Transcribe the records below exactly as they appear.

|---|

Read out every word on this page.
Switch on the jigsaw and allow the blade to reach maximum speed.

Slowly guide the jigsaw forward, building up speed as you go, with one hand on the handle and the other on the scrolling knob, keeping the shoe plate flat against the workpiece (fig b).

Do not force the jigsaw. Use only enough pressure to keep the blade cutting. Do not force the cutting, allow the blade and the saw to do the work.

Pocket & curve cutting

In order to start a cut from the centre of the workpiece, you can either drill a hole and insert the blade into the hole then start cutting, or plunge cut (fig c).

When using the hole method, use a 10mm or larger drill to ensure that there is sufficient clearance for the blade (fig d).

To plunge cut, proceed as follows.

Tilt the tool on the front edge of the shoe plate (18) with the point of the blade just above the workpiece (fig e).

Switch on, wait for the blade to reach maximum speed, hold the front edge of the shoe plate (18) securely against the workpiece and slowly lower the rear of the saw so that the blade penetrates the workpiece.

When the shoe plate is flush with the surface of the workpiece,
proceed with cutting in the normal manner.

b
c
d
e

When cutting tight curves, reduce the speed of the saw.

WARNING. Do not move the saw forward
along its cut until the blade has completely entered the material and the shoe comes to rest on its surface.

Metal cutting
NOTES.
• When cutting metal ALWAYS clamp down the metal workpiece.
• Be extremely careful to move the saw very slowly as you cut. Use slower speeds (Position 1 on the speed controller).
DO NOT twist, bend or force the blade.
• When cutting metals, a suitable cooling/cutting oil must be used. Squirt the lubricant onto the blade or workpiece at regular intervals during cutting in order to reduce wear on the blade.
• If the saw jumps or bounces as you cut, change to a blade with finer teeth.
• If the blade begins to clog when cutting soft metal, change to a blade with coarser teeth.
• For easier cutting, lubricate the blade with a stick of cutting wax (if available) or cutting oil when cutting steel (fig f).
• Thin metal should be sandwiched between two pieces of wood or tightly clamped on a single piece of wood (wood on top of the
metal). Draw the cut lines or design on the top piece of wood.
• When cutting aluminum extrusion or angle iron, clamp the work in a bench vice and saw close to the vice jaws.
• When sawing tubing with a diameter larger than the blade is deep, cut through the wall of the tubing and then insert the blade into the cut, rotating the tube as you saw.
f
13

|---|

FULL OUTPUT
Read out every word on this page.
Switch on the jigsaw and allow the blade to reach maximum speed.

Slowly guide the jigsaw forward, building up speed as you go, with one hand on the handle and the other on the scrolling knob, keeping the shoe plate flat against the workpiece (fig b).

Do not force the jigsaw. Use only enough pressure to keep the blade cutting. Do not force the cutting, allow the blade and the saw to do the work.

Pocket & curve cutting

In order to start a cut from the centre of the workpiece, you can either drill a hole and insert the blade into the hole then start cutting, or plunge cut (fig c).

When using the hole method, use a 10mm or larger drill to ensure that there is sufficient clearance for the blade (fig d).

To plunge cut, proceed as follows.

Tilt the tool on the front edge of the shoe plate (18) with the point of the blade just above the workpiece (fig e).

Switch on, wait for the blade to reach maximum speed, hold the front edge of the shoe plate (18) securely against the workpiece and slowly lower the rear of the saw so that the blade penetrates the workpiece.

When the shoe plate is flush with the surface of the workpiece,
proceed with cutting in the normal manner.

b
c
d
e

When cutting tight curves, reduce the speed of the saw.

WARNING. Do not move the saw forward
along its cut until the blade has completely entered the material and the shoe comes to rest on its surface.

Metal cutting
NOTES.
• When cutting metal ALWAYS clamp down the metal workpiece.
• Be extremely careful to move the saw very slowly as you cut. Use slower speeds (Position 1 on the speed controller).
DO NOT twist, bend or force the blade.
• When cutting metals, a suitable cooling/cutting oil must be used. Squirt the lubricant onto the blade or workpiece at regular intervals during cutting in order to reduce wear on the blade.
• If the saw jumps or bounces as you cut, change to a blade with finer teeth.
• If the blade begins to clog when cutting soft metal, change to a blade with coarser teeth.
• For easier cutting, lubricate the blade with a stick of cutting wax (if available) or cutting oil when cutting steel (fig f).
• Thin metal should be sandwiched between two pieces of wood or tightly clamped on a single piece of wood (wood on top of the
metal). Draw the cut lines or design on the top piece of wood.
• When cutting aluminum extrusion or angle iron, clamp the work in a bench vice and saw close to the vice jaws.
• When sawing tubing with a diameter larger than the blade is deep, cut through the wall of the tubing and then insert the blade into the cut, rotating the tube as you saw.
f
13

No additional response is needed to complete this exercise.